Give the data below again exactly as it stands. Omit the pictures.

- Stored records
● ● ● ● ●
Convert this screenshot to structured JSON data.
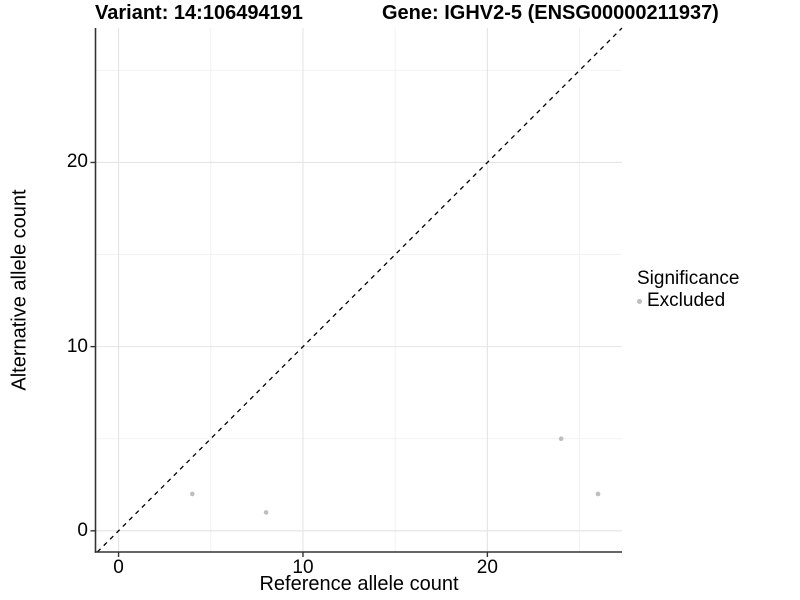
{
  "titles": {
    "left": "Variant: 14:106494191",
    "right": "Gene: IGHV2-5 (ENSG00000211937)"
  },
  "chart_data": {
    "type": "scatter",
    "title_left": "Variant: 14:106494191",
    "title_right": "Gene: IGHV2-5 (ENSG00000211937)",
    "xlabel": "Reference allele count",
    "ylabel": "Alternative allele count",
    "x_ticks": [
      0,
      10,
      20
    ],
    "y_ticks": [
      0,
      10,
      20
    ],
    "x_minor_ticks": [
      5,
      15,
      25
    ],
    "y_minor_ticks": [
      5,
      15,
      25
    ],
    "xlim": [
      -1.25,
      27.3
    ],
    "ylim": [
      -1.15,
      27.3
    ],
    "grid": true,
    "series": [
      {
        "name": "Excluded",
        "color": "#bebebe",
        "points": [
          [
            4,
            2
          ],
          [
            8,
            1
          ],
          [
            24,
            5
          ],
          [
            26,
            2
          ]
        ]
      }
    ],
    "reference_line": {
      "kind": "identity",
      "style": "dashed",
      "color": "#000000"
    },
    "legend": {
      "title": "Significance",
      "position": "right",
      "items": [
        {
          "label": "Excluded",
          "color": "#bebebe"
        }
      ]
    },
    "colors": {
      "background": "#ffffff",
      "grid_major": "#e4e4e4",
      "grid_minor": "#f0f0f0",
      "axis_line": "#333333",
      "text": "#000000",
      "point": "#bebebe"
    }
  }
}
● ● ● ● ●
- The completed task
Convert this screenshot to structured JSON data.
{
  "titles": {
    "left": "Variant: 14:106494191",
    "right": "Gene: IGHV2-5 (ENSG00000211937)"
  },
  "chart_data": {
    "type": "scatter",
    "title_left": "Variant: 14:106494191",
    "title_right": "Gene: IGHV2-5 (ENSG00000211937)",
    "xlabel": "Reference allele count",
    "ylabel": "Alternative allele count",
    "x_ticks": [
      0,
      10,
      20
    ],
    "y_ticks": [
      0,
      10,
      20
    ],
    "x_minor_ticks": [
      5,
      15,
      25
    ],
    "y_minor_ticks": [
      5,
      15,
      25
    ],
    "xlim": [
      -1.25,
      27.3
    ],
    "ylim": [
      -1.15,
      27.3
    ],
    "grid": true,
    "series": [
      {
        "name": "Excluded",
        "color": "#bebebe",
        "points": [
          [
            4,
            2
          ],
          [
            8,
            1
          ],
          [
            24,
            5
          ],
          [
            26,
            2
          ]
        ]
      }
    ],
    "reference_line": {
      "kind": "identity",
      "style": "dashed",
      "color": "#000000"
    },
    "legend": {
      "title": "Significance",
      "position": "right",
      "items": [
        {
          "label": "Excluded",
          "color": "#bebebe"
        }
      ]
    },
    "colors": {
      "background": "#ffffff",
      "grid_major": "#e4e4e4",
      "grid_minor": "#f0f0f0",
      "axis_line": "#333333",
      "text": "#000000",
      "point": "#bebebe"
    }
  }
}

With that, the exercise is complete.